### Input rows

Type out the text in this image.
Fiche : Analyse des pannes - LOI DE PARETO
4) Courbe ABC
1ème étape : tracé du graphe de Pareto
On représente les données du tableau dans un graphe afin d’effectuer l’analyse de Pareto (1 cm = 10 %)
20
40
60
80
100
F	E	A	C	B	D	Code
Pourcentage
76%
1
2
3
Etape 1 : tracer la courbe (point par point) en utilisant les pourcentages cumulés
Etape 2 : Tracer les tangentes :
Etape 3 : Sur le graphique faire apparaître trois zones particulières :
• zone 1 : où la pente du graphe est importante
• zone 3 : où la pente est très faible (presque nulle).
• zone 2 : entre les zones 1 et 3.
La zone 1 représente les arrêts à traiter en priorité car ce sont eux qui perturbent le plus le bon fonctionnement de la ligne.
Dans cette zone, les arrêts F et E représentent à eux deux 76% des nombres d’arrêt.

---

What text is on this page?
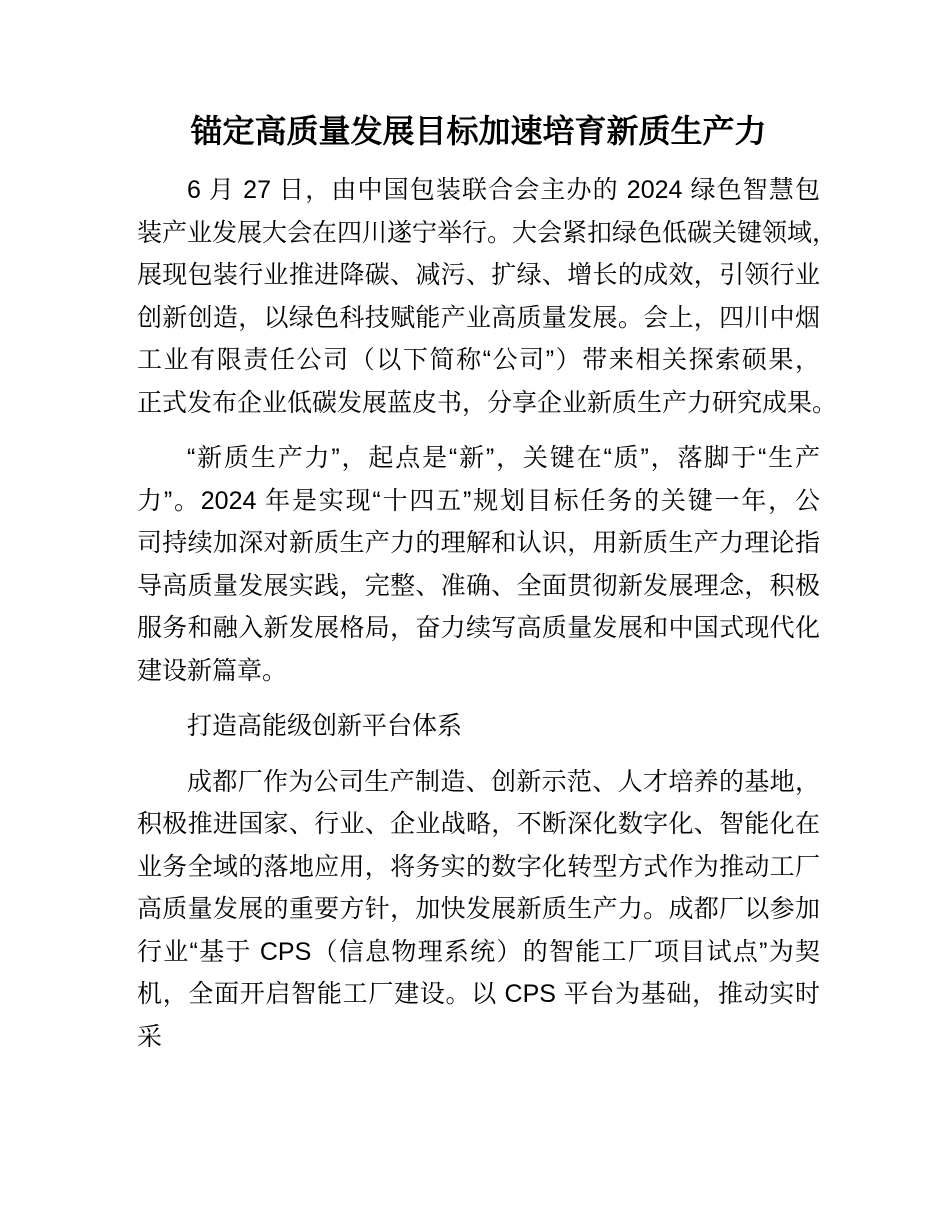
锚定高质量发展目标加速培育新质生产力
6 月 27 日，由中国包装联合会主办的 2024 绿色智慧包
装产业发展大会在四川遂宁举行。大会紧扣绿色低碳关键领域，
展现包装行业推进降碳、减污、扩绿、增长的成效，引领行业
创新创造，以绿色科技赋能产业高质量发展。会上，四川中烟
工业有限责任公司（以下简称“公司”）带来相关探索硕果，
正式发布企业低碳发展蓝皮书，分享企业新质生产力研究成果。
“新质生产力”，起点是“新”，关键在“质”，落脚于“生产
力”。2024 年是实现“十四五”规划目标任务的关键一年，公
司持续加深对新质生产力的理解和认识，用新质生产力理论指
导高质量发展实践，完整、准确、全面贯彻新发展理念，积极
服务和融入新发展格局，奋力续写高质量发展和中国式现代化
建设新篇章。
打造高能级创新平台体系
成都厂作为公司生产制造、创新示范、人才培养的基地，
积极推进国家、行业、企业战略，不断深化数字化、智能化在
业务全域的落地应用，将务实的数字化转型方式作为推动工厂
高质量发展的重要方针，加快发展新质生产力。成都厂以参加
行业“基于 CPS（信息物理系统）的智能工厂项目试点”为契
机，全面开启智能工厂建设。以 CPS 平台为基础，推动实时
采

==

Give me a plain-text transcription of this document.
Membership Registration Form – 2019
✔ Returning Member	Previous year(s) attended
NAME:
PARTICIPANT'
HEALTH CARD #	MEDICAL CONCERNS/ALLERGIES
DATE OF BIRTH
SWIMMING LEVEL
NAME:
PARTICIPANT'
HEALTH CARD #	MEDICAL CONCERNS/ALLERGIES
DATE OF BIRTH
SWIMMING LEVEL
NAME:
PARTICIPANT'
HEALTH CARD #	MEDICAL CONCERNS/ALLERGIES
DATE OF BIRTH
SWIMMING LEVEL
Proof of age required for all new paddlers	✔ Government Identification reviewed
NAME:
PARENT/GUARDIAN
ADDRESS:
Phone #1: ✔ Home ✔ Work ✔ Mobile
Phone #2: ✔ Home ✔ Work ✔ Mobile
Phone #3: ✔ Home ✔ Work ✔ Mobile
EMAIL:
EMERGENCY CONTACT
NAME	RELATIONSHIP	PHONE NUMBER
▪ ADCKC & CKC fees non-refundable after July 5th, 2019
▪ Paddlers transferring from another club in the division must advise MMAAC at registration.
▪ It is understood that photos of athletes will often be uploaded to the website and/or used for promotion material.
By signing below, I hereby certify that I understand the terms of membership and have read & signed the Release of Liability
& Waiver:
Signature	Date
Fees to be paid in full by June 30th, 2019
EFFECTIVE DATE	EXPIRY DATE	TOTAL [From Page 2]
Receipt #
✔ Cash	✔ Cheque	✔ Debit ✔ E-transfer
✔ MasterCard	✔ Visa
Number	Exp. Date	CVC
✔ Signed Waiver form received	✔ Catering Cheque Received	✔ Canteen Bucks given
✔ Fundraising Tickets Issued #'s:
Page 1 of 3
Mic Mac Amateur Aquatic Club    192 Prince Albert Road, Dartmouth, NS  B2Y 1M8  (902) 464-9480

### Do this
Please list every line of the records that contains "Cheque".

### Right answer
✔ Cash	✔ Cheque	✔ Debit ✔ E-transfer
✔ Signed Waiver form received	✔ Catering Cheque Received	✔ Canteen Bucks given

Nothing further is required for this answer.